§ **Goal**:
Convert only the data from its first line through the line containing "page-title: Import products: [46, 16, 281, 51]", both included, into a JSON list of strings, one string per line, with blank lines omitted.

[Raw records]
[Begin]
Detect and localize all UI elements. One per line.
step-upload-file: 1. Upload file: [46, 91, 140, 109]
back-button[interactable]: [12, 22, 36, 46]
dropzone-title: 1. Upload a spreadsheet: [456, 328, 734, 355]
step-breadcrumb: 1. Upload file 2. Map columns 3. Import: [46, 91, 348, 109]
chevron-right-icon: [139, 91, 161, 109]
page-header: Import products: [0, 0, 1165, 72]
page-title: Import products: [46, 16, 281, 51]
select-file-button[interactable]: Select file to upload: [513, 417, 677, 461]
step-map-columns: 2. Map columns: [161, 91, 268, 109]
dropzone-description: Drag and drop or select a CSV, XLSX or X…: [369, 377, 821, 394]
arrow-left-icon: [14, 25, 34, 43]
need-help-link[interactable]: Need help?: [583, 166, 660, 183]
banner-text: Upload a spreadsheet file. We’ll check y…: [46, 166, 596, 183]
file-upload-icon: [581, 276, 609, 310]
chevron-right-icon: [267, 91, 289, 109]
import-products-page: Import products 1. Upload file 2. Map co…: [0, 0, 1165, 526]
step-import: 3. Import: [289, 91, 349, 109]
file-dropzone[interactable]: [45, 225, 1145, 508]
[End]
§ **Answer**:
[
  "Detect and localize all UI elements. One per line.",
  "step-upload-file: 1. Upload file: [46, 91, 140, 109]",
  "back-button[interactable]: [12, 22, 36, 46]",
  "dropzone-title: 1. Upload a spreadsheet: [456, 328, 734, 355]",
  "step-breadcrumb: 1. Upload file 2. Map columns 3. Import: [46, 91, 348, 109]",
  "chevron-right-icon: [139, 91, 161, 109]",
  "page-header: Import products: [0, 0, 1165, 72]",
  "page-title: Import products: [46, 16, 281, 51]"
]